--- Available data ---

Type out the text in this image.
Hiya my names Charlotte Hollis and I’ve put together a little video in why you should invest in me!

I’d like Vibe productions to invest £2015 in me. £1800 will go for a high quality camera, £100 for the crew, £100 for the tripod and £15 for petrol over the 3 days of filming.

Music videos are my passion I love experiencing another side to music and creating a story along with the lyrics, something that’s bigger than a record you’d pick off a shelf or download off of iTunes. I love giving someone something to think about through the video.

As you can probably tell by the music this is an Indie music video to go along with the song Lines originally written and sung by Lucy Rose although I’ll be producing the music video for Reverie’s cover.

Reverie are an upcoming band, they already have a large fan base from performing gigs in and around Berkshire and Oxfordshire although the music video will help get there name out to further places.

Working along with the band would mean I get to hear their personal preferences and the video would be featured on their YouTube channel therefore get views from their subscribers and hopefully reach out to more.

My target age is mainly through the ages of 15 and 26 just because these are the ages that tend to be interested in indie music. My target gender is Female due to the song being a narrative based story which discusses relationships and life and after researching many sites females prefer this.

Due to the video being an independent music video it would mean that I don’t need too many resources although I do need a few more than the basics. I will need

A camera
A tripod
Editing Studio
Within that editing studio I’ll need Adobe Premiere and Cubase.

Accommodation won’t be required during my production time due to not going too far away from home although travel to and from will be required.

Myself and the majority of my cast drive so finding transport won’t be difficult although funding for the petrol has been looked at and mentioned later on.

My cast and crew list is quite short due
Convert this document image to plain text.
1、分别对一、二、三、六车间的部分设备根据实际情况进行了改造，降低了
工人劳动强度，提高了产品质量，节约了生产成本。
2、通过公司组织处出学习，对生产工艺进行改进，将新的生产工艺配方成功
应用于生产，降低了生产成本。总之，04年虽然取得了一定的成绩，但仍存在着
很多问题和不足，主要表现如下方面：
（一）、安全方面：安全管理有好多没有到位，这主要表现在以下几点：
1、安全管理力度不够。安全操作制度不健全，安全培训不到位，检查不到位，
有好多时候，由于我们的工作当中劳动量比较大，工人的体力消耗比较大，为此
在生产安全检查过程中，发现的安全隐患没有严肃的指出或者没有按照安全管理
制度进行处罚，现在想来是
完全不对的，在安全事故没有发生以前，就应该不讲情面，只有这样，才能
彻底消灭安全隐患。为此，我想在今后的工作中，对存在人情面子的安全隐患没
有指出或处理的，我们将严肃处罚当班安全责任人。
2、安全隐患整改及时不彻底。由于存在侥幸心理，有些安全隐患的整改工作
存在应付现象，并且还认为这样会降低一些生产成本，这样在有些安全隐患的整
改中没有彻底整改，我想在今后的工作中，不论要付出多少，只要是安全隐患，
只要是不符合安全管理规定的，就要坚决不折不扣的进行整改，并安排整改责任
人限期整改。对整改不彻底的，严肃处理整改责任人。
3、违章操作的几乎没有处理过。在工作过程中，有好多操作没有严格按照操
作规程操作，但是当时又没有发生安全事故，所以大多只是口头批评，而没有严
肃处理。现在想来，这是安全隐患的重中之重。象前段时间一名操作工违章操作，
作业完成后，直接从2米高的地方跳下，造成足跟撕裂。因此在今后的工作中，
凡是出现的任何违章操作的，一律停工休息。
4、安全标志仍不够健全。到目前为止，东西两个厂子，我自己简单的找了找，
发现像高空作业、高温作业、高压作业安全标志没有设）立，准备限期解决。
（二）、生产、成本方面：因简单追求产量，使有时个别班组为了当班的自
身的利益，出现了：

---

Which lines hold the word "invest"? Show each one.

Hiya my names Charlotte Hollis and I’ve put together a little video in why you should invest in me!
I’d like Vibe productions to invest £2015 in me. £1800 will go for a high quality camera, £100 for the crew, £100 for the tripod and £15 for petrol over the 3 days of filming.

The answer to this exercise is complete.